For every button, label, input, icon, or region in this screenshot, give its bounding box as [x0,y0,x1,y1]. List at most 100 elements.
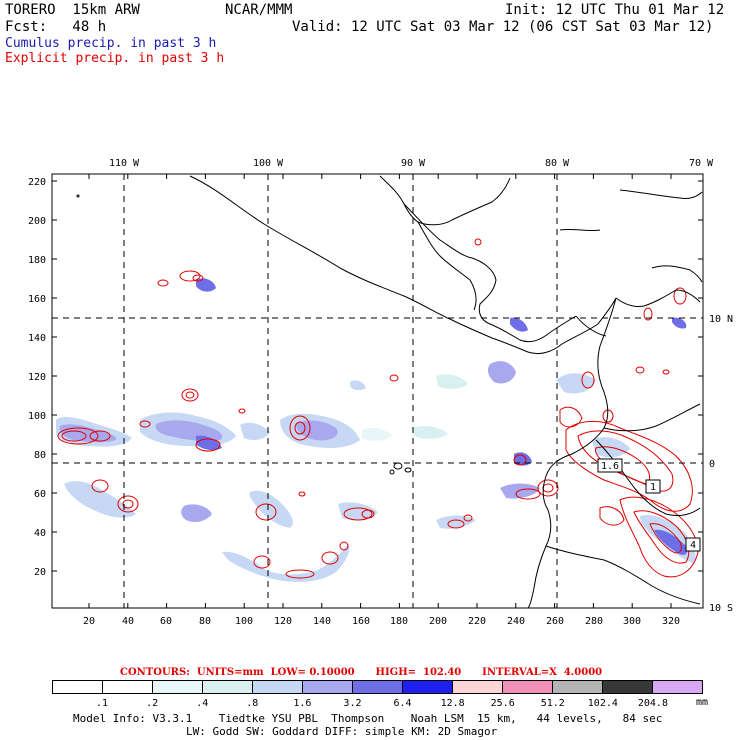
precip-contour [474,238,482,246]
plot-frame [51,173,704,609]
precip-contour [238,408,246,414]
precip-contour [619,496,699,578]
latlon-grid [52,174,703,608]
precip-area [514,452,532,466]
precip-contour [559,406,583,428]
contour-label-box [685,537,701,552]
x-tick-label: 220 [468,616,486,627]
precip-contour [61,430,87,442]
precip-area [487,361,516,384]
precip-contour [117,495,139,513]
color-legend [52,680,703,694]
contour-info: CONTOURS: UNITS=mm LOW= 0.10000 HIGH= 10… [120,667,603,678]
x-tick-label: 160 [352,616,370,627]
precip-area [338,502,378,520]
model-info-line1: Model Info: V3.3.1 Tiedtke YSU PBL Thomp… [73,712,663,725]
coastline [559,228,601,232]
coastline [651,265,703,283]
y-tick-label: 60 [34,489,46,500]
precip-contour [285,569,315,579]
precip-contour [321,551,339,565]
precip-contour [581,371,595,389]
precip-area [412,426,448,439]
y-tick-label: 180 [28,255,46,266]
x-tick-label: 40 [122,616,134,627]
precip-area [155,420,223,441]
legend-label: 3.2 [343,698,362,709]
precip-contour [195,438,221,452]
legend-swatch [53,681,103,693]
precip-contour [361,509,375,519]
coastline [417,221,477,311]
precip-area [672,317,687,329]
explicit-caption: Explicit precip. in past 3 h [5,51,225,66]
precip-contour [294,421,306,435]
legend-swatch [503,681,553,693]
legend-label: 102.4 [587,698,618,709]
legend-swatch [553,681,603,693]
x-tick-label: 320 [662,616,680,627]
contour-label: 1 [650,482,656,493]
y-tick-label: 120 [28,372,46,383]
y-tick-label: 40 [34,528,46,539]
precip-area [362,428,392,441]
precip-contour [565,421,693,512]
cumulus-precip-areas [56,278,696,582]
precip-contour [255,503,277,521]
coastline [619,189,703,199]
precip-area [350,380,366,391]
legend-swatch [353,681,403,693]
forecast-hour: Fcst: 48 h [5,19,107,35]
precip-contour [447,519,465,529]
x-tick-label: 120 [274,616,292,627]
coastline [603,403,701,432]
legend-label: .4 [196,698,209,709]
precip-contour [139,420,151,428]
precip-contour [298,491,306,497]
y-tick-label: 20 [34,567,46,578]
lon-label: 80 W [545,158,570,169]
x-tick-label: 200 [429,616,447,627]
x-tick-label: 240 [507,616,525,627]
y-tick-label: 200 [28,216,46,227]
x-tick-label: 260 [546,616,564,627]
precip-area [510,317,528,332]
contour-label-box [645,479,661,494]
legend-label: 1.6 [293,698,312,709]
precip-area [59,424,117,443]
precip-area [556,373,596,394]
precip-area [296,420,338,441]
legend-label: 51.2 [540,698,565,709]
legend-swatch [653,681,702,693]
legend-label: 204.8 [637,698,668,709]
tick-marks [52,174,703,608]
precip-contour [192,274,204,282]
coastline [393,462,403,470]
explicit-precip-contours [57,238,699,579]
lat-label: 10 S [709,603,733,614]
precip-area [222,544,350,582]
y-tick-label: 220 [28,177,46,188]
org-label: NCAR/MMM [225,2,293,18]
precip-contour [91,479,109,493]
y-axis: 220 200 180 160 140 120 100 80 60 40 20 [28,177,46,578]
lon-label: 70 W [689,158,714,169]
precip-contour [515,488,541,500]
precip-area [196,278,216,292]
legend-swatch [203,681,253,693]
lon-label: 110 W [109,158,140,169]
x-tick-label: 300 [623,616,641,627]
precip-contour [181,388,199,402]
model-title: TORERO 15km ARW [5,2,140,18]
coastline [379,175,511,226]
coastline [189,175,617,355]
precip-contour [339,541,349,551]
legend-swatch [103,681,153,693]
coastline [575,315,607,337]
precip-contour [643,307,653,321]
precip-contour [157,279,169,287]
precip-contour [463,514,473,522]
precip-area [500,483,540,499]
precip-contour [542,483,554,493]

################

Print the whole listing above line for line with no changes, but leave the picture out.

For every button, label, input, icon, or region in this screenshot, give its bounding box as [x0,y0,x1,y1]. List at most 100 elements.
precip-contour [474,238,482,246]
plot-frame [51,173,704,609]
precip-contour [238,408,246,414]
precip-contour [619,496,699,578]
latlon-grid [52,174,703,608]
precip-area [514,452,532,466]
precip-contour [559,406,583,428]
contour-label-box [685,537,701,552]
x-tick-label: 220 [468,616,486,627]
precip-contour [61,430,87,442]
precip-area [487,361,516,384]
precip-contour [117,495,139,513]
color-legend [52,680,703,694]
contour-info: CONTOURS: UNITS=mm LOW= 0.10000 HIGH= 10… [120,667,603,678]
x-tick-label: 160 [352,616,370,627]
precip-area [338,502,378,520]
model-info-line1: Model Info: V3.3.1 Tiedtke YSU PBL Thomp… [73,712,663,725]
coastline [559,228,601,232]
coastline [651,265,703,283]
y-tick-label: 60 [34,489,46,500]
precip-contour [285,569,315,579]
precip-contour [321,551,339,565]
precip-contour [581,371,595,389]
precip-area [412,426,448,439]
y-tick-label: 180 [28,255,46,266]
x-tick-label: 40 [122,616,134,627]
precip-area [155,420,223,441]
legend-label: 3.2 [343,698,362,709]
precip-contour [195,438,221,452]
legend-swatch [53,681,103,693]
precip-contour [361,509,375,519]
coastline [417,221,477,311]
precip-area [672,317,687,329]
explicit-caption: Explicit precip. in past 3 h [5,51,225,66]
precip-contour [294,421,306,435]
legend-swatch [503,681,553,693]
legend-label: 102.4 [587,698,618,709]
legend-swatch [553,681,603,693]
x-tick-label: 320 [662,616,680,627]
contour-label: 1 [650,482,656,493]
y-tick-label: 120 [28,372,46,383]
y-tick-label: 40 [34,528,46,539]
precip-area [362,428,392,441]
precip-contour [565,421,693,512]
cumulus-precip-areas [56,278,696,582]
precip-contour [255,503,277,521]
coastline [619,189,703,199]
precip-area [350,380,366,391]
legend-swatch [353,681,403,693]
forecast-hour: Fcst: 48 h [5,19,107,35]
precip-contour [447,519,465,529]
x-tick-label: 120 [274,616,292,627]
coastline [603,403,701,432]
legend-label: .4 [196,698,209,709]
precip-contour [139,420,151,428]
precip-contour [298,491,306,497]
y-tick-label: 20 [34,567,46,578]
lon-label: 80 W [545,158,570,169]
x-tick-label: 200 [429,616,447,627]
x-tick-label: 240 [507,616,525,627]
y-tick-label: 200 [28,216,46,227]
x-tick-label: 260 [546,616,564,627]
precip-area [510,317,528,332]
contour-label-box [645,479,661,494]
legend-label: 1.6 [293,698,312,709]
precip-area [59,424,117,443]
precip-area [556,373,596,394]
precip-area [296,420,338,441]
legend-label: 51.2 [540,698,565,709]
legend-swatch [653,681,702,693]
legend-label: 204.8 [637,698,668,709]
tick-marks [52,174,703,608]
precip-contour [192,274,204,282]
coastline [393,462,403,470]
explicit-precip-contours [57,238,699,579]
lat-label: 10 S [709,603,733,614]
precip-area [222,544,350,582]
y-tick-label: 220 [28,177,46,188]
org-label: NCAR/MMM [225,2,293,18]
precip-contour [91,479,109,493]
y-axis: 220 200 180 160 140 120 100 80 60 40 20 [28,177,46,578]
lon-label: 70 W [689,158,714,169]
precip-contour [515,488,541,500]
precip-area [196,278,216,292]
legend-swatch [203,681,253,693]
lon-label: 110 W [109,158,140,169]
x-tick-label: 300 [623,616,641,627]
precip-contour [181,388,199,402]
model-title: TORERO 15km ARW [5,2,140,18]
coastline [379,175,511,226]
coastline [189,175,617,355]
precip-contour [339,541,349,551]
legend-swatch [103,681,153,693]
coastline [575,315,607,337]
precip-contour [643,307,653,321]
precip-contour [157,279,169,287]
precip-contour [463,514,473,522]
precip-area [500,483,540,499]
precip-contour [542,483,554,493]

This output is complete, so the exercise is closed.